Also- You should check the work of the PO. Depending on what your car originally came with, Switching out battery types also involves switching charger profiles. Not doing so will totally kill your batteries in a few months. This is another reason to locate the charger status panel.
auxiliary onboard battery status?
He’s got the smaller gauge red wire going to the battery on the right, I think that means no aux battery? Mine has an aux battery and that cable is disconnected. Think that’s part of installing it
Thanks for the responses and the help. The charger is a QuiQ Delta-Q PN 4016041. I didn’t find an onboard battery other than the four Duralast in the back.
I’ll get a meter and start monitoring and see if I can find out the batteries that were installed before.
The charging status is:
Icon I - Blinking Amber
Solid Battery Icon - Flashing Green
AC On (Line) Icon - Solid Amber
The Battery Display says BATT LOW with one bar and I’m guessing that’s not accurate.

● ● ● ● ●

- PROBLEMS TO SOLVE -
(1) Please set down everything in the battery charger discussion from "auxiliary onboard battery" down to "were installed before.", word for word.
(2) Take the battery charger discussion further, picking up after its last sentence.

- INFORMATION -

● ● ● ● ●

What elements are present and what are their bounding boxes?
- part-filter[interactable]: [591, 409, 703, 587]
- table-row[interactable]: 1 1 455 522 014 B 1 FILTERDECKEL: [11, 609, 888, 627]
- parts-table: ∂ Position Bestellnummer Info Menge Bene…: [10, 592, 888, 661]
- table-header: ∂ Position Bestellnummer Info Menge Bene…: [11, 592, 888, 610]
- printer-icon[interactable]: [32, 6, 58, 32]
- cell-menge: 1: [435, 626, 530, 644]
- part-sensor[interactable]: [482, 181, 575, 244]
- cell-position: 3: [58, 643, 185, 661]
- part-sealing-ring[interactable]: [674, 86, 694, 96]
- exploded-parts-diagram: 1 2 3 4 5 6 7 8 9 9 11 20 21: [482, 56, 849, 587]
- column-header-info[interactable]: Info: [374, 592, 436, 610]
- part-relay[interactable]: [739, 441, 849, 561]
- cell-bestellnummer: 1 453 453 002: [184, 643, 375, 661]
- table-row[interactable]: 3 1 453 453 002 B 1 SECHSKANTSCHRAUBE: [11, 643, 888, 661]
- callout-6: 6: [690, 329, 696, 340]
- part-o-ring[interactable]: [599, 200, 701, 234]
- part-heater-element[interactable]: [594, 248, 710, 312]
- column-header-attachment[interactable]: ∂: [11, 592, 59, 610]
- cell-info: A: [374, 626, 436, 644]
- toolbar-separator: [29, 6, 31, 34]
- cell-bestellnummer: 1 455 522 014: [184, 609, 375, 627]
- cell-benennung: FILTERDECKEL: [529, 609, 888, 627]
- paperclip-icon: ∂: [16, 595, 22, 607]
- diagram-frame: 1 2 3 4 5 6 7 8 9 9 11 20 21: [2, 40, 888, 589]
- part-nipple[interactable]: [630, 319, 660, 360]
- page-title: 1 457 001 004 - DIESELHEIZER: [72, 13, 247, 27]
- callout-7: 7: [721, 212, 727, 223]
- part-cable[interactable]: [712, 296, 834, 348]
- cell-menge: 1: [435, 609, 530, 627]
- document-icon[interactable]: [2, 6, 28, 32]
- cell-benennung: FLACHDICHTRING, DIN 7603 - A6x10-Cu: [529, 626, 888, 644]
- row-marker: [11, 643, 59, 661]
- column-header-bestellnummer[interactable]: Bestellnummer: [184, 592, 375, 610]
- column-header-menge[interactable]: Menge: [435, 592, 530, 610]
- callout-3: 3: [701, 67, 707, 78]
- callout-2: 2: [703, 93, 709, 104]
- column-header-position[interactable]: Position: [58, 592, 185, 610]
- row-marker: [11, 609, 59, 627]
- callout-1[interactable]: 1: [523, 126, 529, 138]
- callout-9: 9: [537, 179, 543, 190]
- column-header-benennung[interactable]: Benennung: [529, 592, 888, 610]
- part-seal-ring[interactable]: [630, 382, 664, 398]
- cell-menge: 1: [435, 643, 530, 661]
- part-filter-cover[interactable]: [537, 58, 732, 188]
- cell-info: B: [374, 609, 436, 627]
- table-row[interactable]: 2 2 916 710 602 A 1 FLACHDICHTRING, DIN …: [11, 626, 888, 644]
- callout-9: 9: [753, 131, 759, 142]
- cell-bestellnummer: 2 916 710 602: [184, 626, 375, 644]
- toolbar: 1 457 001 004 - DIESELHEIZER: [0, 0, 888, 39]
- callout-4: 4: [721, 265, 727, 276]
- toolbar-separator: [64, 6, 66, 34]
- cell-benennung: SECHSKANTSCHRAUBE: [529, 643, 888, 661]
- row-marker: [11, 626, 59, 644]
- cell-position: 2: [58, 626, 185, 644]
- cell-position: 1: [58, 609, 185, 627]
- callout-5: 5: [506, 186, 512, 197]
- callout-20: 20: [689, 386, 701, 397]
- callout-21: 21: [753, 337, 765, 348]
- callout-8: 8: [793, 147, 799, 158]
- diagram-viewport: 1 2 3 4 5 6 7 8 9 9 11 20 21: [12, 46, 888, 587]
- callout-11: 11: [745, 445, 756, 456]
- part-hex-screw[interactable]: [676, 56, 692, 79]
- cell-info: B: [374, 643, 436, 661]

● ● ● ● ●

- ANSWERS PER TASK -
(1)
auxiliary onboard battery status?
He’s got the smaller gauge red wire going to the battery on the right, I think that means no aux battery? Mine has an aux battery and that cable is disconnected. Think that’s part of installing it
Thanks for the responses and the help. The charger is a QuiQ Delta-Q PN 4016041. I didn’t find an onboard battery other than the four Duralast in the back.
I’ll get a meter and start monitoring and see if I can find out the batteries that were installed before.

(2)
Makes sense. I was never quite sure why some new gems have it while some others don’t.
If you have one, it would be under the dash on the passenger side
Guessing for a bunch of accessories? When you add power steering, stereo, etc, etc?
Need to check the profile on the charger. It either blinks the profile code # at power up or maybe you have to disconnect one lead then power up.
Why that is important is that if it’s set to say gel batteries, it will undercharge your lead acids and slowly kill them. The other way around, lead profile on gel, to will boil the gel and murder them quickly, for example
Go back and look on the end of the charger, not your dash panel/display.
Your charger has its own panel. I saw a late model car the other day and they mounted charger in such a way that it perfectly hid what you need to be looking at.
You may need to dismount the charger and pull it up a bit so you can see what I’m talking about. You are looking for a panel like this-
Found the DeltaQ (912-4854-05) charger under the hood. Its set to algorithm 28, but I haven’t found a way to determine which algorithm it needs to be set to. Does anyone know which one I should set it to?
I have (4) of the below Duralast:
There’s not an onboard battery under the hood and I’ve been checking the voltage with a multimeter.
Right after an overnight charge the voltage on each battery was 13.12, 13.02, 13.32, 13.34. After 7 miles I checked again and it was 12.4, 12.13, 12.63, 12.70.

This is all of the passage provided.